> **DATASET EXTRACT**
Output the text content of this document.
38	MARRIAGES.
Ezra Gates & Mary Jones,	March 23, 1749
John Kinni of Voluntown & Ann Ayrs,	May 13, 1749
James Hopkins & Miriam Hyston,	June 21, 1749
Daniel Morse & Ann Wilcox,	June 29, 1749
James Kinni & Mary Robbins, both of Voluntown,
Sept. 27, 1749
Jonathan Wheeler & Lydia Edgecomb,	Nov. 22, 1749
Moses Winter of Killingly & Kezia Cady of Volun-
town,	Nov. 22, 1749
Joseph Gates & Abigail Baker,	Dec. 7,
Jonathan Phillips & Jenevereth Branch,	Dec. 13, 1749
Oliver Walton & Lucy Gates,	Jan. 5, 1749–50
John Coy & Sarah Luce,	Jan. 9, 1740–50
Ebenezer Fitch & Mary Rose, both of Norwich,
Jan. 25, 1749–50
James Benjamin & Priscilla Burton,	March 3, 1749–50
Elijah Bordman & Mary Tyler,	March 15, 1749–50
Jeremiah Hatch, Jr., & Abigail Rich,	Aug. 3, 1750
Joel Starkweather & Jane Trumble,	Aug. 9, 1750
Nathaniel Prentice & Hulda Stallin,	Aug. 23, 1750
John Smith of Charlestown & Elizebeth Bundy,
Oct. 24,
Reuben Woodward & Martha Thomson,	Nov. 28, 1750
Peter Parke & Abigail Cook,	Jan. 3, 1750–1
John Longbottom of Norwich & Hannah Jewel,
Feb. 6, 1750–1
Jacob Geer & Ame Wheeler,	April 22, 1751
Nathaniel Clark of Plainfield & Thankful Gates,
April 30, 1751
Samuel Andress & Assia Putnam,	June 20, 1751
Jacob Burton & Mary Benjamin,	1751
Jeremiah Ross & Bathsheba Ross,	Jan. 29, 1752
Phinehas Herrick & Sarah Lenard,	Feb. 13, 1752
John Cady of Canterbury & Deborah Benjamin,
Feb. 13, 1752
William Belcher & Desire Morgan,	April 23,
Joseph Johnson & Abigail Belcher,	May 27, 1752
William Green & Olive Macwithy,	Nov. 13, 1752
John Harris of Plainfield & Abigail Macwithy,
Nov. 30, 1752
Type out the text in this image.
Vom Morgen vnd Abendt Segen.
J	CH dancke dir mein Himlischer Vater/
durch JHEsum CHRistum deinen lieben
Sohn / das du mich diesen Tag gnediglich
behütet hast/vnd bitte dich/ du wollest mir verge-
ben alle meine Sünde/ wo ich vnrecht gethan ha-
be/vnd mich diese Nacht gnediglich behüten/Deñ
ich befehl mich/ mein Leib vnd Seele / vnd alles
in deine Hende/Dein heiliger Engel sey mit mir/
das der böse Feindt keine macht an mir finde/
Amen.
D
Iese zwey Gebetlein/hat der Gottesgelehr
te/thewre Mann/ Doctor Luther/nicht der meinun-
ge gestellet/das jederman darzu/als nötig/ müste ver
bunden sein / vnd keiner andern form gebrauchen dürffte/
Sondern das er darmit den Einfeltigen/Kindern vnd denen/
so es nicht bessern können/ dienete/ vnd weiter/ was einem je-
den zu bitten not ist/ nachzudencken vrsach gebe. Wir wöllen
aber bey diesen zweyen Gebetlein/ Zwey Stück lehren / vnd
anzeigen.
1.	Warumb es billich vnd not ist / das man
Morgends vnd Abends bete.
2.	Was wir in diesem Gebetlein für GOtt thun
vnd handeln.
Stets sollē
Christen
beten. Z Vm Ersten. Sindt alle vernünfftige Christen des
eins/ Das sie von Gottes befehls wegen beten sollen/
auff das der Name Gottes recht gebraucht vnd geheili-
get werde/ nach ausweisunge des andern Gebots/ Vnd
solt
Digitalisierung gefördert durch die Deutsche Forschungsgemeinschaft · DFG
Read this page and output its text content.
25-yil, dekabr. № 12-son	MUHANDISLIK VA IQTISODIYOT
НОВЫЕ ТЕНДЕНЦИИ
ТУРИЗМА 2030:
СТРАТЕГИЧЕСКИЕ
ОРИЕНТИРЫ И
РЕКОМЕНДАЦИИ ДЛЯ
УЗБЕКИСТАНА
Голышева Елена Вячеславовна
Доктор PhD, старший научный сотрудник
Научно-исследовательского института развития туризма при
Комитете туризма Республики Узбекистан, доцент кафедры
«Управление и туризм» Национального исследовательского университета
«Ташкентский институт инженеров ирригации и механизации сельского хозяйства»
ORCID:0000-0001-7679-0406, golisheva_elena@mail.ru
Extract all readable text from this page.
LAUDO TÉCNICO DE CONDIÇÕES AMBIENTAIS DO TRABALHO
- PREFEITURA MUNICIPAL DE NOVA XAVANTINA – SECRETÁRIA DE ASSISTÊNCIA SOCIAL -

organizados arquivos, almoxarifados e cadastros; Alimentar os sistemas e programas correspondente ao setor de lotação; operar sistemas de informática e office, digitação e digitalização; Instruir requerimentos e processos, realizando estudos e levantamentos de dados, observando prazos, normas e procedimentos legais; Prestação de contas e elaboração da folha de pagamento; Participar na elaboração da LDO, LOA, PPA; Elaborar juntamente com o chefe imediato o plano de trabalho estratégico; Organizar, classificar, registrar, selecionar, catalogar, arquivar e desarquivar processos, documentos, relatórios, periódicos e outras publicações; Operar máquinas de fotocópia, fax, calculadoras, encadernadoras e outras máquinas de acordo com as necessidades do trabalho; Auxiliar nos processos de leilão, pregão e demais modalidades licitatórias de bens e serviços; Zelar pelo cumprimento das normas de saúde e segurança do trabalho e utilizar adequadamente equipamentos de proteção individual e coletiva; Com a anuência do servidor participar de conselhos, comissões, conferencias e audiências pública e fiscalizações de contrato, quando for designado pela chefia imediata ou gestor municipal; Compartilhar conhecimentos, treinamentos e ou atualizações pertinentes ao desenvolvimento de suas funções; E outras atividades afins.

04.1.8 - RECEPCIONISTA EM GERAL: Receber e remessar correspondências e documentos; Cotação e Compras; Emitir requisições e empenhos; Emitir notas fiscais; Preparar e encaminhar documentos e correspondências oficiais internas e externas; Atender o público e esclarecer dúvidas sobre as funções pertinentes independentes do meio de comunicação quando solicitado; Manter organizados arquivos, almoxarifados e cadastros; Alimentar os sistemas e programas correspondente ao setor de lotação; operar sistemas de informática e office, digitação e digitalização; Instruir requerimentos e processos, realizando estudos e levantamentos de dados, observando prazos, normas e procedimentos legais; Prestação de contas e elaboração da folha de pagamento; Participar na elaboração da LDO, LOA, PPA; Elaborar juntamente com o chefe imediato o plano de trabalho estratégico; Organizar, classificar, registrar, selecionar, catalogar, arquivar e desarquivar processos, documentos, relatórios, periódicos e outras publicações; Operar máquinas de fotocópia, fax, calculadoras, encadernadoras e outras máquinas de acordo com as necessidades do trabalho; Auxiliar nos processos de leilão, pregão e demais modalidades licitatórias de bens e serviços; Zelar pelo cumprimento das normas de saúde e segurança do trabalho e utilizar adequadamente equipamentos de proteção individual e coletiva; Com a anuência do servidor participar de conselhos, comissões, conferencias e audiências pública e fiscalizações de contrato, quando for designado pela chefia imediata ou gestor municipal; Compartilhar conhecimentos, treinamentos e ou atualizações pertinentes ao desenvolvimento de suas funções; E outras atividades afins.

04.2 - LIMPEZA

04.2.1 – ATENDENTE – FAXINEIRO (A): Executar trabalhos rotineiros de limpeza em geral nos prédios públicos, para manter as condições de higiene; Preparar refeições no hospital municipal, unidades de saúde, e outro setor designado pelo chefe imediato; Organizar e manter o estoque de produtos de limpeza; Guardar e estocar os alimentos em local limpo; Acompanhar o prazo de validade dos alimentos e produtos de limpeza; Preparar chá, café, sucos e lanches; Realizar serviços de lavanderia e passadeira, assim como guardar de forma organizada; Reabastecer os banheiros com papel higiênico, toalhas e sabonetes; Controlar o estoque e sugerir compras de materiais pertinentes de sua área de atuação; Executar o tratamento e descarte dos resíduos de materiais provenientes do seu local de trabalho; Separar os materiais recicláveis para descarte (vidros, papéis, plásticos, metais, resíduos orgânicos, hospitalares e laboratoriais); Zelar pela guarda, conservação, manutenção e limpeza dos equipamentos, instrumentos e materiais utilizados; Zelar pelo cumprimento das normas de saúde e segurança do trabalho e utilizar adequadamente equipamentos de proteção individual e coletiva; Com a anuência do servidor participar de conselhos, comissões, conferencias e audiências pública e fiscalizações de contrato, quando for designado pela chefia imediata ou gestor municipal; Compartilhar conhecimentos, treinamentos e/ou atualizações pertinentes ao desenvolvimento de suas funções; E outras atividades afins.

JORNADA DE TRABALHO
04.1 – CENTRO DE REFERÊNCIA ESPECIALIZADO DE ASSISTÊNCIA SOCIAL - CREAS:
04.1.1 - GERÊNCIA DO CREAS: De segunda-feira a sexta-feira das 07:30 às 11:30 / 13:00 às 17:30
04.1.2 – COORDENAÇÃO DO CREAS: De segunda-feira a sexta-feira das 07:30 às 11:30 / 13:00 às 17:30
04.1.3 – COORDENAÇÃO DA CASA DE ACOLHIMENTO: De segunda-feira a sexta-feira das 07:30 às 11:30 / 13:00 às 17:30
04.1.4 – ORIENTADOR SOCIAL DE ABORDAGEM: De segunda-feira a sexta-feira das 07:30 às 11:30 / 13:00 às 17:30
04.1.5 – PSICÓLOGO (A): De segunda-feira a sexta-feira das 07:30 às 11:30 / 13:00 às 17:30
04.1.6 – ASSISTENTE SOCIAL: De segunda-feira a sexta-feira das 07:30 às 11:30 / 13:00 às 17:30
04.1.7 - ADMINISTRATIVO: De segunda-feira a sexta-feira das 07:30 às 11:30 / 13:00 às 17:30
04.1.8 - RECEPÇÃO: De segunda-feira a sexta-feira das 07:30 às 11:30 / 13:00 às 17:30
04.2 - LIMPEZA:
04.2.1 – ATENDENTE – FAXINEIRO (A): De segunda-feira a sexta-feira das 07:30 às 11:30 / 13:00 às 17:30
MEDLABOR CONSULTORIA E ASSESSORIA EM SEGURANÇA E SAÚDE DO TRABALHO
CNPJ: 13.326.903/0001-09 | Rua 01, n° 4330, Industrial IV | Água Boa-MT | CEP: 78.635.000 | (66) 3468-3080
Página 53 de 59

> **TASK TO CARRY OUT**
Gather each line from the entries above that includes the word "Jacob".

> **CORRECT RESULT**
Jacob Geer & Ame Wheeler,	April 22, 1751
Jacob Burton & Mary Benjamin,	1751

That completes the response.